Written request: Keep only the lines where "name" appears.
● ● ● ●
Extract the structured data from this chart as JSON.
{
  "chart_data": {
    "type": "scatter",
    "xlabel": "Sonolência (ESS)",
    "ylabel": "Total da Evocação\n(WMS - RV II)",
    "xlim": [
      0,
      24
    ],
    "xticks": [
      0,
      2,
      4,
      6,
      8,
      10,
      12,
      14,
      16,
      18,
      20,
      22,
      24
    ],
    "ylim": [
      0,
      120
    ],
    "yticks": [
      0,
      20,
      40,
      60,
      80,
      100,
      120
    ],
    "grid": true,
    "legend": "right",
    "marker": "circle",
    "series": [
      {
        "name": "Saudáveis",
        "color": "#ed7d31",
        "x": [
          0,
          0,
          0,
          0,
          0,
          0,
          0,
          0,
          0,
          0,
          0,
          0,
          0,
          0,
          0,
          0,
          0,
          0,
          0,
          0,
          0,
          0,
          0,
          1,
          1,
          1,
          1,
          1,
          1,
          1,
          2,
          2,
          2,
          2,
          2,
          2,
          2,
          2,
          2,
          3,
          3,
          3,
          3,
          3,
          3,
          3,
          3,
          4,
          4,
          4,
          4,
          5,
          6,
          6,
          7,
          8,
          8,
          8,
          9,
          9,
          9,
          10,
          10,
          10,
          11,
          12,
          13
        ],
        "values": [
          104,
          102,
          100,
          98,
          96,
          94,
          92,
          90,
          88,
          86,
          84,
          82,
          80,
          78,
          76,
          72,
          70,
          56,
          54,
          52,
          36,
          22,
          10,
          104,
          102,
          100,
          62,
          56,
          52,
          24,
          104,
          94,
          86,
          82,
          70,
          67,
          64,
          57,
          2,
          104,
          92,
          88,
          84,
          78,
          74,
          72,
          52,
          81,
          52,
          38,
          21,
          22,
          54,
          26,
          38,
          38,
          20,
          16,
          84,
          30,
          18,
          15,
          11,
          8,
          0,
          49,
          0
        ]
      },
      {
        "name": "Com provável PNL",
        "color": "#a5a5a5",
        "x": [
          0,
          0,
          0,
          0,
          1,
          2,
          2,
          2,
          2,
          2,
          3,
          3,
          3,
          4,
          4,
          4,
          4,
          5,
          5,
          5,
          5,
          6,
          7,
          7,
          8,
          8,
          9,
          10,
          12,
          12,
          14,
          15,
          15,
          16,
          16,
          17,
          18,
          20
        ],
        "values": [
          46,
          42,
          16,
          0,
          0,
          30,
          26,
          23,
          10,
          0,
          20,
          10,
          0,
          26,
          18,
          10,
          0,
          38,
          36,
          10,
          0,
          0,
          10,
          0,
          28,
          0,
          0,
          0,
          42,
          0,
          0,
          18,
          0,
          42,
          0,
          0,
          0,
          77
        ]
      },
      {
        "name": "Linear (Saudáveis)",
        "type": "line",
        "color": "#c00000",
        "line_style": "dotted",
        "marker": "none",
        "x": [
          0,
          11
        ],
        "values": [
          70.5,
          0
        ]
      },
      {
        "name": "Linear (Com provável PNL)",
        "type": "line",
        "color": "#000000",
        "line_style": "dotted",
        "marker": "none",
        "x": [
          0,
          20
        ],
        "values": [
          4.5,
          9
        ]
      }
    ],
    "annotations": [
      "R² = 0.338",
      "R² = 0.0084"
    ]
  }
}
● ● ● ●
Written response:
        "name": "Saudáveis",
        "name": "Com provável PNL",
        "name": "Linear (Saudáveis)",
        "name": "Linear (Com provável PNL)",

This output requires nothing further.